What is the number of lines in the entries below that include the word "this"? Provide the number only.

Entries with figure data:
────────────────────────────────────────

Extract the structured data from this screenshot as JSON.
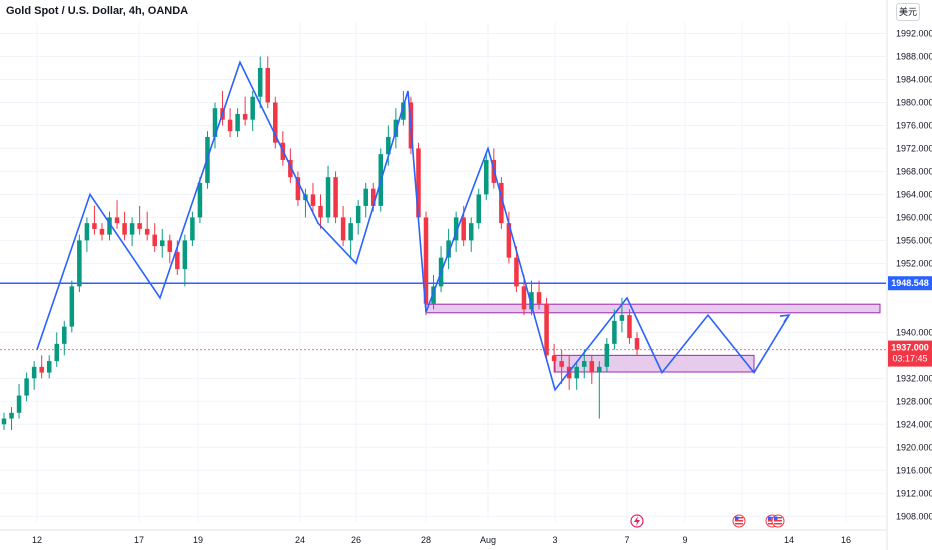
{
  "header": {
    "title": "Gold Spot / U.S. Dollar, 4h, OANDA",
    "currency_button": "美元"
  },
  "price_labels": {
    "blue_line": "1948.548",
    "current_price": "1937.000",
    "countdown": "03:17:45"
  },
  "colors": {
    "up": "#089981",
    "down": "#f23645",
    "drawing": "#2962ff",
    "zone_fill": "#e1bee7",
    "zone_border": "#9c27b0",
    "current_line": "#f23645",
    "grid": "#f0f3fa"
  },
  "x_axis_labels": [
    "12",
    "17",
    "19",
    "24",
    "26",
    "28",
    "Aug",
    "3",
    "7",
    "9",
    "14",
    "16"
  ],
  "chart_data": {
    "type": "candlestick",
    "title": "Gold Spot / U.S. Dollar, 4h, OANDA",
    "yaxis_ticks": [
      "1992.000",
      "1988.000",
      "1984.000",
      "1980.000",
      "1976.000",
      "1972.000",
      "1968.000",
      "1964.000",
      "1960.000",
      "1956.000",
      "1952.000",
      "1940.000",
      "1932.000",
      "1928.000",
      "1924.000",
      "1920.000",
      "1916.000",
      "1912.000",
      "1908.000"
    ],
    "ylim": [
      1907,
      1994
    ],
    "horizontal_line": 1948.548,
    "current_price": 1937.0,
    "zones": [
      {
        "from_date": "Jul 28",
        "to_date": "Aug 16",
        "low": 1943.4,
        "high": 1944.9
      },
      {
        "from_date": "Aug 3",
        "to_date": "Aug 12",
        "low": 1933.1,
        "high": 1936.0
      }
    ],
    "zigzag": [
      {
        "date": "Jul 12",
        "price": 1937
      },
      {
        "date": "Jul 14",
        "price": 1964
      },
      {
        "date": "Jul 18",
        "price": 1946
      },
      {
        "date": "Jul 20",
        "price": 1987
      },
      {
        "date": "Jul 25",
        "price": 1959
      },
      {
        "date": "Jul 26",
        "price": 1952
      },
      {
        "date": "Jul 27",
        "price": 1982
      },
      {
        "date": "Jul 28",
        "price": 1943.5
      },
      {
        "date": "Aug 1",
        "price": 1972
      },
      {
        "date": "Aug 3",
        "price": 1930
      },
      {
        "date": "Aug 7",
        "price": 1946
      },
      {
        "date": "Aug 8",
        "price": 1933
      },
      {
        "date": "Aug 10",
        "price": 1943
      },
      {
        "date": "Aug 12",
        "price": 1933
      },
      {
        "date": "Aug 14",
        "price": 1943
      }
    ],
    "candles_note_omitted": "",
    "candles": [
      [
        1924,
        1926,
        1923,
        1925
      ],
      [
        1925,
        1927,
        1923,
        1926
      ],
      [
        1926,
        1931,
        1925,
        1929
      ],
      [
        1929,
        1933,
        1928,
        1932
      ],
      [
        1932,
        1935,
        1930,
        1934
      ],
      [
        1934,
        1936,
        1932,
        1933
      ],
      [
        1933,
        1936,
        1932,
        1935
      ],
      [
        1935,
        1940,
        1934,
        1938
      ],
      [
        1938,
        1942,
        1936,
        1941
      ],
      [
        1941,
        1949,
        1940,
        1948
      ],
      [
        1948,
        1957,
        1947,
        1956
      ],
      [
        1956,
        1960,
        1954,
        1959
      ],
      [
        1959,
        1962,
        1957,
        1958
      ],
      [
        1958,
        1959,
        1956,
        1957
      ],
      [
        1957,
        1961,
        1956,
        1960
      ],
      [
        1960,
        1963,
        1958,
        1959
      ],
      [
        1959,
        1961,
        1956,
        1957
      ],
      [
        1957,
        1960,
        1955,
        1959
      ],
      [
        1959,
        1962,
        1957,
        1958
      ],
      [
        1958,
        1961,
        1956,
        1957
      ],
      [
        1957,
        1959,
        1954,
        1955
      ],
      [
        1955,
        1958,
        1953,
        1956
      ],
      [
        1956,
        1957,
        1952,
        1954
      ],
      [
        1954,
        1956,
        1950,
        1951
      ],
      [
        1951,
        1957,
        1948,
        1956
      ],
      [
        1956,
        1961,
        1955,
        1960
      ],
      [
        1960,
        1967,
        1959,
        1966
      ],
      [
        1966,
        1975,
        1965,
        1974
      ],
      [
        1974,
        1980,
        1972,
        1979
      ],
      [
        1979,
        1982,
        1976,
        1977
      ],
      [
        1977,
        1979,
        1974,
        1975
      ],
      [
        1975,
        1979,
        1974,
        1978
      ],
      [
        1978,
        1981,
        1976,
        1977
      ],
      [
        1977,
        1982,
        1975,
        1981
      ],
      [
        1981,
        1988,
        1979,
        1986
      ],
      [
        1986,
        1988,
        1979,
        1980
      ],
      [
        1980,
        1981,
        1972,
        1973
      ],
      [
        1973,
        1975,
        1969,
        1970
      ],
      [
        1970,
        1972,
        1966,
        1967
      ],
      [
        1967,
        1968,
        1962,
        1963
      ],
      [
        1963,
        1965,
        1960,
        1964
      ],
      [
        1964,
        1966,
        1961,
        1962
      ],
      [
        1962,
        1964,
        1958,
        1960
      ],
      [
        1960,
        1969,
        1959,
        1967
      ],
      [
        1967,
        1968,
        1959,
        1960
      ],
      [
        1960,
        1962,
        1955,
        1956
      ],
      [
        1956,
        1960,
        1953,
        1959
      ],
      [
        1959,
        1963,
        1957,
        1962
      ],
      [
        1962,
        1966,
        1960,
        1965
      ],
      [
        1965,
        1966,
        1961,
        1962
      ],
      [
        1962,
        1972,
        1961,
        1971
      ],
      [
        1971,
        1976,
        1969,
        1974
      ],
      [
        1974,
        1979,
        1972,
        1977
      ],
      [
        1977,
        1982,
        1976,
        1980
      ],
      [
        1980,
        1981,
        1971,
        1972
      ],
      [
        1972,
        1973,
        1959,
        1960
      ],
      [
        1960,
        1961,
        1943,
        1945
      ],
      [
        1945,
        1950,
        1944,
        1948
      ],
      [
        1948,
        1955,
        1947,
        1953
      ],
      [
        1953,
        1958,
        1951,
        1956
      ],
      [
        1956,
        1961,
        1954,
        1960
      ],
      [
        1960,
        1962,
        1955,
        1956
      ],
      [
        1956,
        1960,
        1954,
        1959
      ],
      [
        1959,
        1965,
        1958,
        1964
      ],
      [
        1964,
        1971,
        1963,
        1970
      ],
      [
        1970,
        1972,
        1965,
        1966
      ],
      [
        1966,
        1967,
        1958,
        1959
      ],
      [
        1959,
        1961,
        1952,
        1953
      ],
      [
        1953,
        1955,
        1947,
        1948
      ],
      [
        1948,
        1950,
        1943,
        1944
      ],
      [
        1944,
        1949,
        1943,
        1947
      ],
      [
        1947,
        1949,
        1944,
        1945
      ],
      [
        1945,
        1946,
        1935,
        1936
      ],
      [
        1936,
        1938,
        1933,
        1935
      ],
      [
        1935,
        1937,
        1931,
        1934
      ],
      [
        1934,
        1936,
        1930,
        1932
      ],
      [
        1932,
        1935,
        1930,
        1934
      ],
      [
        1934,
        1937,
        1932,
        1935
      ],
      [
        1935,
        1936,
        1931,
        1933
      ],
      [
        1933,
        1935,
        1925,
        1934
      ],
      [
        1934,
        1939,
        1933,
        1938
      ],
      [
        1938,
        1944,
        1937,
        1942
      ],
      [
        1942,
        1946,
        1940,
        1943
      ],
      [
        1943,
        1944,
        1938,
        1939
      ],
      [
        1939,
        1940,
        1936,
        1937
      ]
    ]
  }
}
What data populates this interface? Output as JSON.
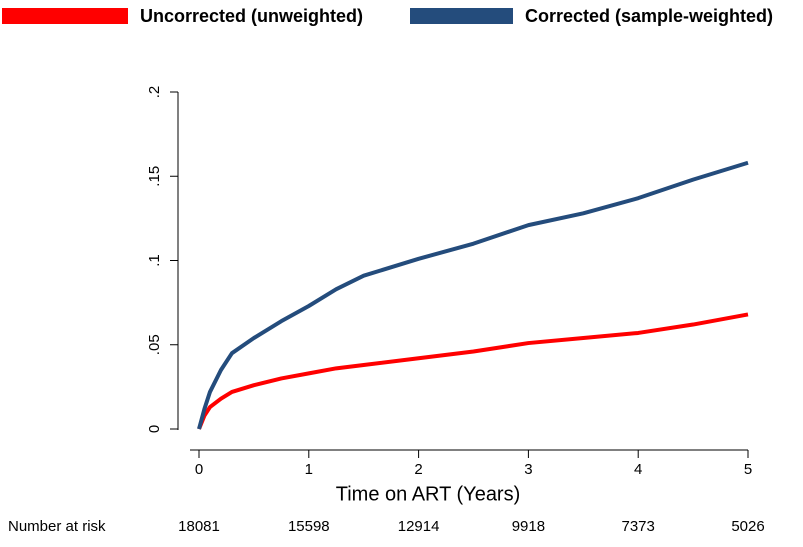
{
  "chart_data": {
    "type": "line",
    "xlabel": "Time on ART (Years)",
    "x": [
      0,
      0.05,
      0.1,
      0.2,
      0.3,
      0.5,
      0.75,
      1,
      1.25,
      1.5,
      2,
      2.5,
      3,
      3.5,
      4,
      4.5,
      5
    ],
    "series": [
      {
        "name": "Uncorrected (unweighted)",
        "color": "#ff0000",
        "values": [
          0,
          0.008,
          0.013,
          0.018,
          0.022,
          0.026,
          0.03,
          0.033,
          0.036,
          0.038,
          0.042,
          0.046,
          0.051,
          0.054,
          0.057,
          0.062,
          0.068
        ]
      },
      {
        "name": "Corrected (sample-weighted)",
        "color": "#244c7c",
        "values": [
          0,
          0.012,
          0.022,
          0.035,
          0.045,
          0.054,
          0.064,
          0.073,
          0.083,
          0.091,
          0.101,
          0.11,
          0.121,
          0.128,
          0.137,
          0.148,
          0.158
        ]
      }
    ],
    "xlim": [
      0,
      5
    ],
    "xticks": [
      0,
      1,
      2,
      3,
      4,
      5
    ],
    "ylim": [
      0,
      0.2
    ],
    "yticks": [
      0,
      {
        "value": 0.05,
        "label": ".05"
      },
      {
        "value": 0.1,
        "label": ".1"
      },
      {
        "value": 0.15,
        "label": ".15"
      },
      {
        "value": 0.2,
        "label": ".2"
      }
    ],
    "number_at_risk": {
      "label": "Number at risk",
      "values": [
        18081,
        15598,
        12914,
        9918,
        7373,
        5026
      ]
    }
  }
}
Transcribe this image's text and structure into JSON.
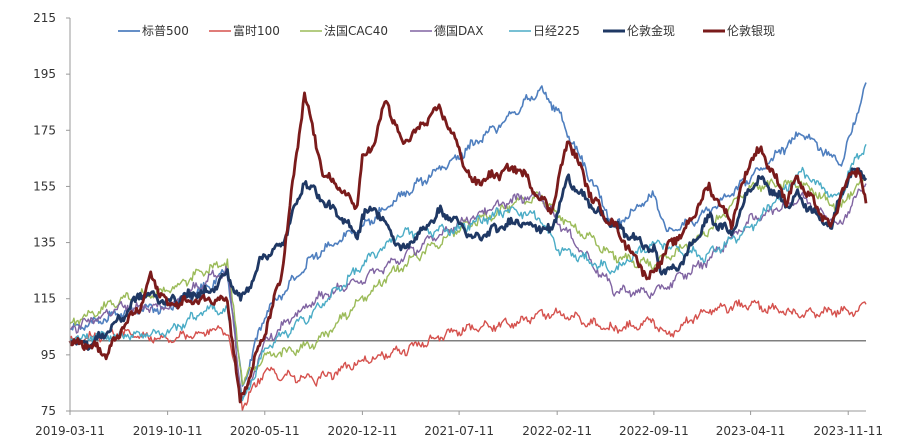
{
  "chart_data": {
    "type": "line",
    "ylim": [
      75,
      215
    ],
    "yticks": [
      75,
      95,
      115,
      135,
      155,
      175,
      195,
      215
    ],
    "xticks": [
      "2019-03-11",
      "2019-10-11",
      "2020-05-11",
      "2020-12-11",
      "2021-07-11",
      "2022-02-11",
      "2022-09-11",
      "2023-04-11",
      "2023-11-11"
    ],
    "x_range": [
      "2019-03-11",
      "2023-12-20"
    ],
    "reference_line": 100,
    "legend_position": "top",
    "series": [
      {
        "name": "标普500",
        "color": "#4f7fbf",
        "width": 1.6,
        "x": [
          "2019-03-11",
          "2019-07-01",
          "2019-10-11",
          "2020-01-15",
          "2020-02-19",
          "2020-03-23",
          "2020-05-11",
          "2020-09-01",
          "2020-12-11",
          "2021-03-01",
          "2021-07-11",
          "2021-11-01",
          "2022-01-03",
          "2022-02-11",
          "2022-06-16",
          "2022-09-11",
          "2022-10-12",
          "2023-01-01",
          "2023-04-11",
          "2023-07-31",
          "2023-10-27",
          "2023-11-11",
          "2023-12-20"
        ],
        "values": [
          104,
          110,
          112,
          120,
          125,
          83,
          110,
          131,
          141,
          151,
          166,
          180,
          190,
          182,
          141,
          152,
          138,
          145,
          158,
          174,
          163,
          171,
          192
        ]
      },
      {
        "name": "富时100",
        "color": "#d5514d",
        "width": 1.4,
        "x": [
          "2019-03-11",
          "2019-07-01",
          "2019-10-11",
          "2020-01-15",
          "2020-02-19",
          "2020-03-23",
          "2020-05-11",
          "2020-09-01",
          "2020-12-11",
          "2021-03-01",
          "2021-07-11",
          "2021-11-01",
          "2022-01-03",
          "2022-02-11",
          "2022-06-16",
          "2022-09-11",
          "2022-10-12",
          "2023-01-01",
          "2023-04-11",
          "2023-07-31",
          "2023-10-27",
          "2023-11-11",
          "2023-12-20"
        ],
        "values": [
          100,
          103,
          100,
          104,
          104,
          77,
          89,
          86,
          93,
          96,
          104,
          106,
          109,
          110,
          104,
          107,
          102,
          111,
          113,
          109,
          111,
          109,
          113
        ]
      },
      {
        "name": "法国CAC40",
        "color": "#9bbb59",
        "width": 1.4,
        "x": [
          "2019-03-11",
          "2019-07-01",
          "2019-10-11",
          "2020-01-15",
          "2020-02-19",
          "2020-03-23",
          "2020-05-11",
          "2020-09-01",
          "2020-12-11",
          "2021-03-01",
          "2021-07-11",
          "2021-11-01",
          "2022-01-03",
          "2022-02-11",
          "2022-06-16",
          "2022-09-11",
          "2022-10-12",
          "2023-01-01",
          "2023-04-11",
          "2023-07-31",
          "2023-10-27",
          "2023-11-11",
          "2023-12-20"
        ],
        "values": [
          106,
          115,
          118,
          126,
          128,
          86,
          94,
          99,
          115,
          126,
          140,
          148,
          152,
          145,
          130,
          127,
          130,
          138,
          155,
          156,
          147,
          152,
          158
        ]
      },
      {
        "name": "德国DAX",
        "color": "#8064a2",
        "width": 1.4,
        "x": [
          "2019-03-11",
          "2019-07-01",
          "2019-10-11",
          "2020-01-15",
          "2020-02-19",
          "2020-03-23",
          "2020-05-11",
          "2020-09-01",
          "2020-12-11",
          "2021-03-01",
          "2021-07-11",
          "2021-11-01",
          "2022-01-03",
          "2022-02-11",
          "2022-06-16",
          "2022-09-11",
          "2022-10-12",
          "2023-01-01",
          "2023-04-11",
          "2023-07-31",
          "2023-10-27",
          "2023-11-11",
          "2023-12-20"
        ],
        "values": [
          104,
          112,
          112,
          123,
          125,
          78,
          100,
          115,
          122,
          129,
          142,
          150,
          152,
          143,
          118,
          117,
          120,
          128,
          143,
          151,
          141,
          147,
          156
        ]
      },
      {
        "name": "日经225",
        "color": "#4bacc6",
        "width": 1.4,
        "x": [
          "2019-03-11",
          "2019-07-01",
          "2019-10-11",
          "2020-01-15",
          "2020-02-19",
          "2020-03-23",
          "2020-05-11",
          "2020-09-01",
          "2020-12-11",
          "2021-03-01",
          "2021-07-11",
          "2021-11-01",
          "2022-01-03",
          "2022-02-11",
          "2022-06-16",
          "2022-09-11",
          "2022-10-12",
          "2023-01-01",
          "2023-04-11",
          "2023-07-31",
          "2023-10-27",
          "2023-11-11",
          "2023-12-20"
        ],
        "values": [
          101,
          102,
          103,
          112,
          110,
          78,
          97,
          111,
          127,
          138,
          140,
          147,
          144,
          133,
          125,
          135,
          134,
          130,
          140,
          160,
          150,
          160,
          170
        ]
      },
      {
        "name": "伦敦金现",
        "color": "#1f3864",
        "width": 2.8,
        "x": [
          "2019-03-11",
          "2019-05-01",
          "2019-07-01",
          "2019-08-15",
          "2019-10-11",
          "2020-01-15",
          "2020-02-19",
          "2020-03-19",
          "2020-05-11",
          "2020-06-15",
          "2020-08-06",
          "2020-09-15",
          "2020-11-30",
          "2020-12-11",
          "2021-01-05",
          "2021-03-08",
          "2021-05-31",
          "2021-07-11",
          "2021-08-09",
          "2021-11-16",
          "2022-01-28",
          "2022-03-08",
          "2022-05-01",
          "2022-06-16",
          "2022-09-11",
          "2022-09-28",
          "2022-11-03",
          "2023-01-10",
          "2023-02-28",
          "2023-04-11",
          "2023-05-04",
          "2023-06-29",
          "2023-07-20",
          "2023-10-06",
          "2023-10-27",
          "2023-12-04",
          "2023-12-20"
        ],
        "values": [
          100,
          99,
          108,
          117,
          114,
          118,
          124,
          114,
          131,
          133,
          157,
          150,
          138,
          144,
          148,
          132,
          146,
          142,
          136,
          143,
          139,
          158,
          147,
          141,
          132,
          125,
          126,
          144,
          138,
          155,
          158,
          148,
          152,
          140,
          154,
          162,
          158
        ]
      },
      {
        "name": "伦敦银现",
        "color": "#7a1b1b",
        "width": 2.8,
        "x": [
          "2019-03-11",
          "2019-05-01",
          "2019-06-01",
          "2019-07-01",
          "2019-08-15",
          "2019-09-04",
          "2019-10-11",
          "2020-01-15",
          "2020-02-19",
          "2020-03-18",
          "2020-05-11",
          "2020-06-15",
          "2020-08-06",
          "2020-09-15",
          "2020-11-30",
          "2020-12-11",
          "2021-01-05",
          "2021-02-01",
          "2021-03-08",
          "2021-05-31",
          "2021-07-11",
          "2021-08-09",
          "2021-11-16",
          "2022-01-28",
          "2022-03-08",
          "2022-05-01",
          "2022-06-16",
          "2022-09-01",
          "2022-09-11",
          "2022-10-12",
          "2022-11-20",
          "2023-01-10",
          "2023-02-28",
          "2023-04-11",
          "2023-05-04",
          "2023-06-29",
          "2023-07-20",
          "2023-10-06",
          "2023-10-27",
          "2023-12-04",
          "2023-12-20"
        ],
        "values": [
          100,
          98,
          95,
          104,
          113,
          123,
          113,
          115,
          115,
          78,
          103,
          122,
          188,
          160,
          148,
          165,
          170,
          186,
          170,
          183,
          168,
          156,
          162,
          146,
          172,
          150,
          141,
          122,
          125,
          133,
          140,
          155,
          142,
          165,
          168,
          150,
          158,
          140,
          153,
          162,
          149
        ]
      }
    ]
  }
}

────────────────────────────────────────

TASK SOLUTION: 3